**WORK INSTRUCTIONS**
Find the word "towns" in the data. Return every line where it appears.

**Part of a data file**
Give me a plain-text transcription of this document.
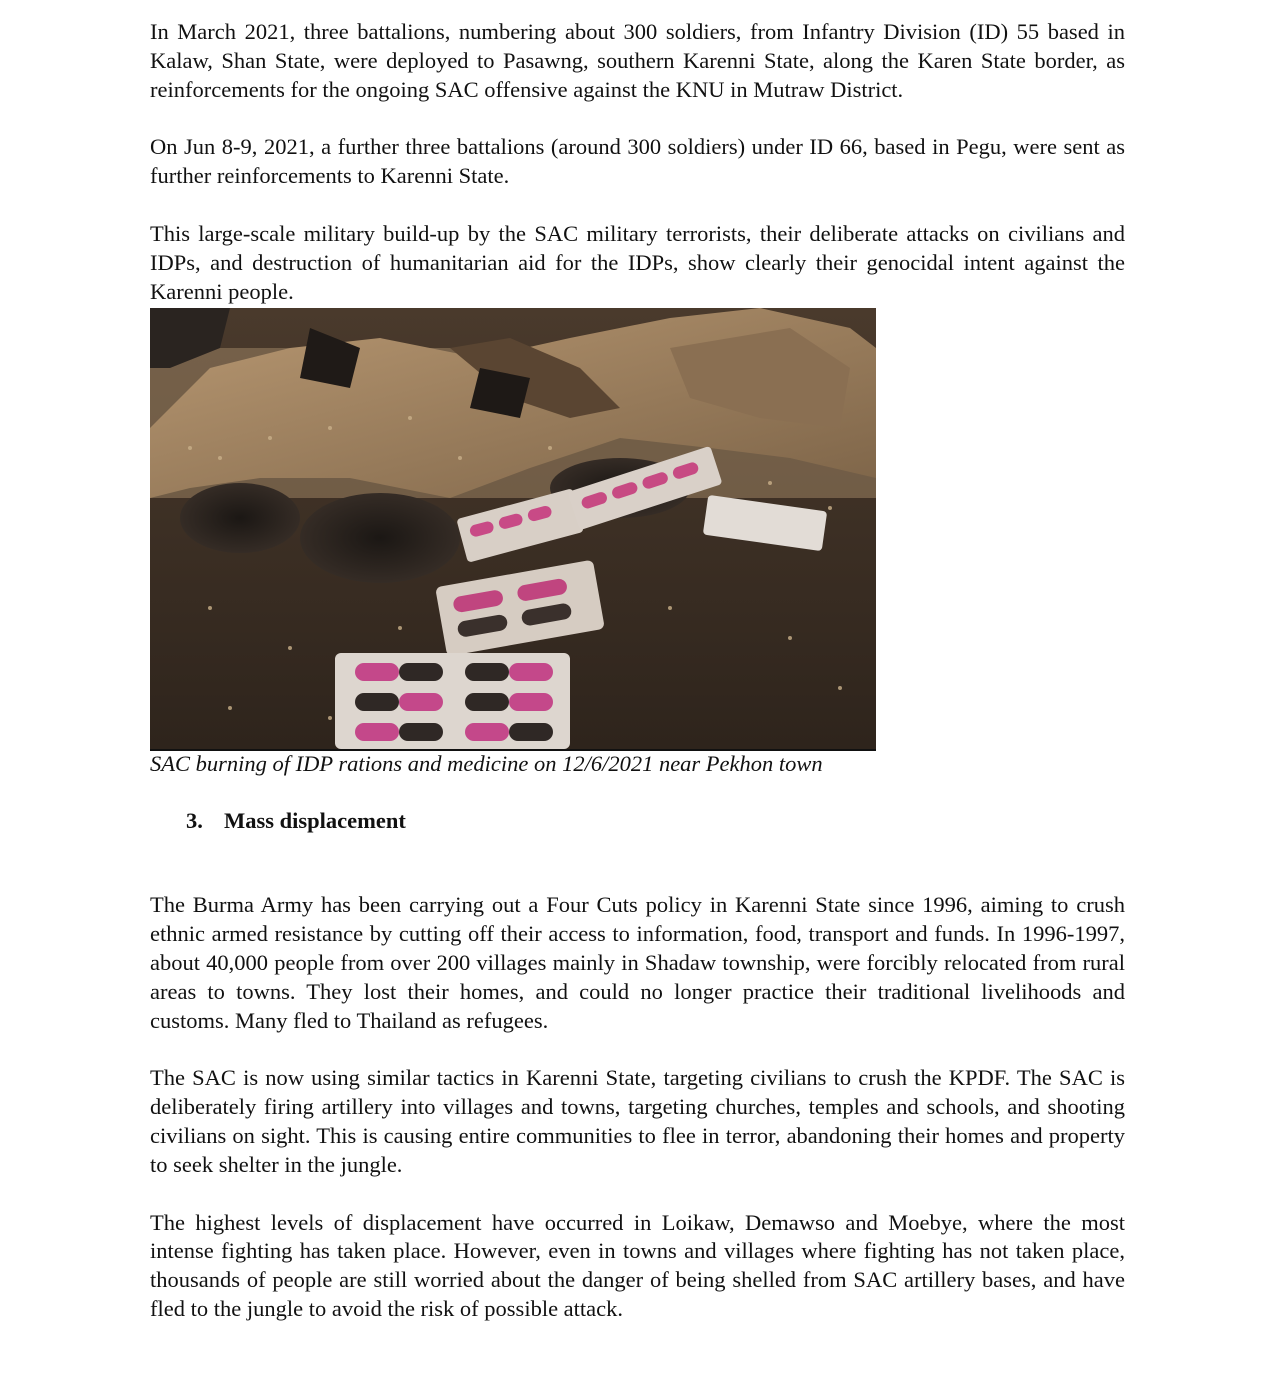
In March 2021, three battalions, numbering about 300 soldiers, from Infantry Division (ID) 55 based in Kalaw, Shan State, were deployed to Pasawng, southern Karenni State, along the Karen State border, as reinforcements for the ongoing SAC offensive against the KNU in Mutraw District.

On Jun 8-9, 2021, a further three battalions (around 300 soldiers) under ID 66, based in Pegu, were sent as further reinforcements to Karenni State.

This large-scale military build-up by the SAC military terrorists, their deliberate attacks on civilians and IDPs, and destruction of humanitarian aid for the IDPs, show clearly their genocidal intent against the Karenni people.

SAC burning of IDP rations and medicine on 12/6/2021 near Pekhon town

3. Mass displacement

The Burma Army has been carrying out a Four Cuts policy in Karenni State since 1996, aiming to crush ethnic armed resistance by cutting off their access to information, food, transport and funds. In 1996-1997, about 40,000 people from over 200 villages mainly in Shadaw township, were forcibly relocated from rural areas to towns. They lost their homes, and could no longer practice their traditional livelihoods and customs. Many fled to Thailand as refugees.

The SAC is now using similar tactics in Karenni State, targeting civilians to crush the KPDF. The SAC is deliberately firing artillery into villages and towns, targeting churches, temples and schools, and shooting civilians on sight. This is causing entire communities to flee in terror, abandoning their homes and property to seek shelter in the jungle.

The highest levels of displacement have occurred in Loikaw, Demawso and Moebye, where the most intense fighting has taken place. However, even in towns and villages where fighting has not taken place, thousands of people are still worried about the danger of being shelled from SAC artillery bases, and have fled to the jungle to avoid the risk of possible attack.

**FULL RESPONSE**
The Burma Army has been carrying out a Four Cuts policy in Karenni State since 1996, aiming to crush ethnic armed resistance by cutting off their access to information, food, transport and funds. In 1996-1997, about 40,000 people from over 200 villages mainly in Shadaw township, were forcibly relocated from rural areas to towns. They lost their homes, and could no longer practice their traditional livelihoods and customs. Many fled to Thailand as refugees.
The SAC is now using similar tactics in Karenni State, targeting civilians to crush the KPDF. The SAC is deliberately firing artillery into villages and towns, targeting churches, temples and schools, and shooting civilians on sight. This is causing entire communities to flee in terror, abandoning their homes and property to seek shelter in the jungle.
The highest levels of displacement have occurred in Loikaw, Demawso and Moebye, where the most intense fighting has taken place. However, even in towns and villages where fighting has not taken place, thousands of people are still worried about the danger of being shelled from SAC artillery bases, and have fled to the jungle to avoid the risk of possible attack.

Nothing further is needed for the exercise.